:: ENTRIES SUPPLIED

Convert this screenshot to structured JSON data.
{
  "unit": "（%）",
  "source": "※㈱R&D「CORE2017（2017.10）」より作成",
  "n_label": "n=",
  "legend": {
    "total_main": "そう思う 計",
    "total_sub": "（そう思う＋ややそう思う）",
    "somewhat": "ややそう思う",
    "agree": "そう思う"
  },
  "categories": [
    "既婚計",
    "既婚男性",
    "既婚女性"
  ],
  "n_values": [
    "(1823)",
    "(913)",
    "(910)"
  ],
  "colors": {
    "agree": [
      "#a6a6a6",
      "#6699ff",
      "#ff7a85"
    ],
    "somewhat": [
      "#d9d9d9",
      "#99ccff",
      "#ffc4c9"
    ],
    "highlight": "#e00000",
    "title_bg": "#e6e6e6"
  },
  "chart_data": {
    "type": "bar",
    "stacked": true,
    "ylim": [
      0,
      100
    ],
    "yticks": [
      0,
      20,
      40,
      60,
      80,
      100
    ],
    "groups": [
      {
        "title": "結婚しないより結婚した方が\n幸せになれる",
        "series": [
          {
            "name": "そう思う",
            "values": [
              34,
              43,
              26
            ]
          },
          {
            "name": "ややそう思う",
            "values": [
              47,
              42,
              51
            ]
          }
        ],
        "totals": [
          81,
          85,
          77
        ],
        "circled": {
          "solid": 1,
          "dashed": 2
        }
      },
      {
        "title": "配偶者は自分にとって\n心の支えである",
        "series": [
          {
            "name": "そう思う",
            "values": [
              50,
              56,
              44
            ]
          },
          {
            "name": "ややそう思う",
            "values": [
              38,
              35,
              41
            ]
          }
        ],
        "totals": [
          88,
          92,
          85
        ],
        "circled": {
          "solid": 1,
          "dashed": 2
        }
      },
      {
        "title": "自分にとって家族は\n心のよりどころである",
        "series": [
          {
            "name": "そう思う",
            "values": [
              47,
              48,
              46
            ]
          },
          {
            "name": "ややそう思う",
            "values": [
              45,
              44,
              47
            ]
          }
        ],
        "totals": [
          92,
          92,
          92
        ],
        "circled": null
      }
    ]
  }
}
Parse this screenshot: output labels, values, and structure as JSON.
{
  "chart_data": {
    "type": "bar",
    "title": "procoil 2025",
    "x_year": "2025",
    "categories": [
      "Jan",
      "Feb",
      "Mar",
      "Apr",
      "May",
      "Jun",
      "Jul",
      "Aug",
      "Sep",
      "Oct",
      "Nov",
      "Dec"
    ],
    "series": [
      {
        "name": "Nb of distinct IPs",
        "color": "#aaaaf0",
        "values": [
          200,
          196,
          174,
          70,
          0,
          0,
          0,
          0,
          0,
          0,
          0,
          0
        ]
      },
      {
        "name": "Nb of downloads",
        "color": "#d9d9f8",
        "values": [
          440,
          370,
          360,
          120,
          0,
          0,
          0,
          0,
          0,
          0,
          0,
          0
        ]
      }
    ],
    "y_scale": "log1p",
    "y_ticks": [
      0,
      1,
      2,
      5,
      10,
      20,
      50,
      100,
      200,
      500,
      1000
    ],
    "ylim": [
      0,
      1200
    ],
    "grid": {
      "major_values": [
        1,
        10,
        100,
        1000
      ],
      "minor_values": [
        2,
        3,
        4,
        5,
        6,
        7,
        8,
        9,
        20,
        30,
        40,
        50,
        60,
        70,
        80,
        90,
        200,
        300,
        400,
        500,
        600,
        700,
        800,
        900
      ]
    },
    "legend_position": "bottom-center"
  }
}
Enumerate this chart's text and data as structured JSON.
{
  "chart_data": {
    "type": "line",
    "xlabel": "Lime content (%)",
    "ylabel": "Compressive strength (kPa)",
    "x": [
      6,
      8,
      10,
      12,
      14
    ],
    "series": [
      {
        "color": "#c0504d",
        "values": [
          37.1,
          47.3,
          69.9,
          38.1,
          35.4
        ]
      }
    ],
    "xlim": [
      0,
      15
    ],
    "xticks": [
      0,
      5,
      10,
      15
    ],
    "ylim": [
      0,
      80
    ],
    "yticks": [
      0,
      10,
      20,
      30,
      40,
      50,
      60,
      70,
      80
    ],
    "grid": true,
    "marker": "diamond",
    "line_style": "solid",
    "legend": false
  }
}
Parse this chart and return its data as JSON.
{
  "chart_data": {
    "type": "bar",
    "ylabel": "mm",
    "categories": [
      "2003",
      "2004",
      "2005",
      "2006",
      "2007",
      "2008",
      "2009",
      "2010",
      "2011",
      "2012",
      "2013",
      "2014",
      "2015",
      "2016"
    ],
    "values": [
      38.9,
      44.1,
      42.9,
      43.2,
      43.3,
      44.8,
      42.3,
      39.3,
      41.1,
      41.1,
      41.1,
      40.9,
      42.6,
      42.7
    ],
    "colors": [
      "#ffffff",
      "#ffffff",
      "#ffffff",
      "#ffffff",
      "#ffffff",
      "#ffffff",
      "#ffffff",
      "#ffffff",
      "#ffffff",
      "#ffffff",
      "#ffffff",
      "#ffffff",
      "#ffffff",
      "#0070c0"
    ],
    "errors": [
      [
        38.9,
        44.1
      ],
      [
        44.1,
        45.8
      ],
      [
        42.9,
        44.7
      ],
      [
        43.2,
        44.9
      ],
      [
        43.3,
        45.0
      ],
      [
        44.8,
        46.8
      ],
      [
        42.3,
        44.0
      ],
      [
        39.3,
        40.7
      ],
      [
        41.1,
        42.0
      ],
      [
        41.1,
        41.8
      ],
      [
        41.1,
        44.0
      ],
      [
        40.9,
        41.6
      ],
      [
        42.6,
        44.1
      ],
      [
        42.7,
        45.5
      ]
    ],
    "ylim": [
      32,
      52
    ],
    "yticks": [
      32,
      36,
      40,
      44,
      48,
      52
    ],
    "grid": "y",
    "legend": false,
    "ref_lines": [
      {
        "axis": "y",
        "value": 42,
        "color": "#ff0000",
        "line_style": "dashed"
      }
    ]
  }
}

::::

### WHAT IS BEING ASKED
Output an exact copy of each record.

### TASK RESPONSE
Convert this screenshot to structured JSON data.
{
  "unit": "（%）",
  "source": "※㈱R&D「CORE2017（2017.10）」より作成",
  "n_label": "n=",
  "legend": {
    "total_main": "そう思う 計",
    "total_sub": "（そう思う＋ややそう思う）",
    "somewhat": "ややそう思う",
    "agree": "そう思う"
  },
  "categories": [
    "既婚計",
    "既婚男性",
    "既婚女性"
  ],
  "n_values": [
    "(1823)",
    "(913)",
    "(910)"
  ],
  "colors": {
    "agree": [
      "#a6a6a6",
      "#6699ff",
      "#ff7a85"
    ],
    "somewhat": [
      "#d9d9d9",
      "#99ccff",
      "#ffc4c9"
    ],
    "highlight": "#e00000",
    "title_bg": "#e6e6e6"
  },
  "chart_data": {
    "type": "bar",
    "stacked": true,
    "ylim": [
      0,
      100
    ],
    "yticks": [
      0,
      20,
      40,
      60,
      80,
      100
    ],
    "groups": [
      {
        "title": "結婚しないより結婚した方が\n幸せになれる",
        "series": [
          {
            "name": "そう思う",
            "values": [
              34,
              43,
              26
            ]
          },
          {
            "name": "ややそう思う",
            "values": [
              47,
              42,
              51
            ]
          }
        ],
        "totals": [
          81,
          85,
          77
        ],
        "circled": {
          "solid": 1,
          "dashed": 2
        }
      },
      {
        "title": "配偶者は自分にとって\n心の支えである",
        "series": [
          {
            "name": "そう思う",
            "values": [
              50,
              56,
              44
            ]
          },
          {
            "name": "ややそう思う",
            "values": [
              38,
              35,
              41
            ]
          }
        ],
        "totals": [
          88,
          92,
          85
        ],
        "circled": {
          "solid": 1,
          "dashed": 2
        }
      },
      {
        "title": "自分にとって家族は\n心のよりどころである",
        "series": [
          {
            "name": "そう思う",
            "values": [
              47,
              48,
              46
            ]
          },
          {
            "name": "ややそう思う",
            "values": [
              45,
              44,
              47
            ]
          }
        ],
        "totals": [
          92,
          92,
          92
        ],
        "circled": null
      }
    ]
  }
}
Parse this screenshot: output labels, values, and structure as JSON.
{
  "chart_data": {
    "type": "bar",
    "title": "procoil 2025",
    "x_year": "2025",
    "categories": [
      "Jan",
      "Feb",
      "Mar",
      "Apr",
      "May",
      "Jun",
      "Jul",
      "Aug",
      "Sep",
      "Oct",
      "Nov",
      "Dec"
    ],
    "series": [
      {
        "name": "Nb of distinct IPs",
        "color": "#aaaaf0",
        "values": [
          200,
          196,
          174,
          70,
          0,
          0,
          0,
          0,
          0,
          0,
          0,
          0
        ]
      },
      {
        "name": "Nb of downloads",
        "color": "#d9d9f8",
        "values": [
          440,
          370,
          360,
          120,
          0,
          0,
          0,
          0,
          0,
          0,
          0,
          0
        ]
      }
    ],
    "y_scale": "log1p",
    "y_ticks": [
      0,
      1,
      2,
      5,
      10,
      20,
      50,
      100,
      200,
      500,
      1000
    ],
    "ylim": [
      0,
      1200
    ],
    "grid": {
      "major_values": [
        1,
        10,
        100,
        1000
      ],
      "minor_values": [
        2,
        3,
        4,
        5,
        6,
        7,
        8,
        9,
        20,
        30,
        40,
        50,
        60,
        70,
        80,
        90,
        200,
        300,
        400,
        500,
        600,
        700,
        800,
        900
      ]
    },
    "legend_position": "bottom-center"
  }
}
Enumerate this chart's text and data as structured JSON.
{
  "chart_data": {
    "type": "line",
    "xlabel": "Lime content (%)",
    "ylabel": "Compressive strength (kPa)",
    "x": [
      6,
      8,
      10,
      12,
      14
    ],
    "series": [
      {
        "color": "#c0504d",
        "values": [
          37.1,
          47.3,
          69.9,
          38.1,
          35.4
        ]
      }
    ],
    "xlim": [
      0,
      15
    ],
    "xticks": [
      0,
      5,
      10,
      15
    ],
    "ylim": [
      0,
      80
    ],
    "yticks": [
      0,
      10,
      20,
      30,
      40,
      50,
      60,
      70,
      80
    ],
    "grid": true,
    "marker": "diamond",
    "line_style": "solid",
    "legend": false
  }
}
Parse this chart and return its data as JSON.
{
  "chart_data": {
    "type": "bar",
    "ylabel": "mm",
    "categories": [
      "2003",
      "2004",
      "2005",
      "2006",
      "2007",
      "2008",
      "2009",
      "2010",
      "2011",
      "2012",
      "2013",
      "2014",
      "2015",
      "2016"
    ],
    "values": [
      38.9,
      44.1,
      42.9,
      43.2,
      43.3,
      44.8,
      42.3,
      39.3,
      41.1,
      41.1,
      41.1,
      40.9,
      42.6,
      42.7
    ],
    "colors": [
      "#ffffff",
      "#ffffff",
      "#ffffff",
      "#ffffff",
      "#ffffff",
      "#ffffff",
      "#ffffff",
      "#ffffff",
      "#ffffff",
      "#ffffff",
      "#ffffff",
      "#ffffff",
      "#ffffff",
      "#0070c0"
    ],
    "errors": [
      [
        38.9,
        44.1
      ],
      [
        44.1,
        45.8
      ],
      [
        42.9,
        44.7
      ],
      [
        43.2,
        44.9
      ],
      [
        43.3,
        45.0
      ],
      [
        44.8,
        46.8
      ],
      [
        42.3,
        44.0
      ],
      [
        39.3,
        40.7
      ],
      [
        41.1,
        42.0
      ],
      [
        41.1,
        41.8
      ],
      [
        41.1,
        44.0
      ],
      [
        40.9,
        41.6
      ],
      [
        42.6,
        44.1
      ],
      [
        42.7,
        45.5
      ]
    ],
    "ylim": [
      32,
      52
    ],
    "yticks": [
      32,
      36,
      40,
      44,
      48,
      52
    ],
    "grid": "y",
    "legend": false,
    "ref_lines": [
      {
        "axis": "y",
        "value": 42,
        "color": "#ff0000",
        "line_style": "dashed"
      }
    ]
  }
}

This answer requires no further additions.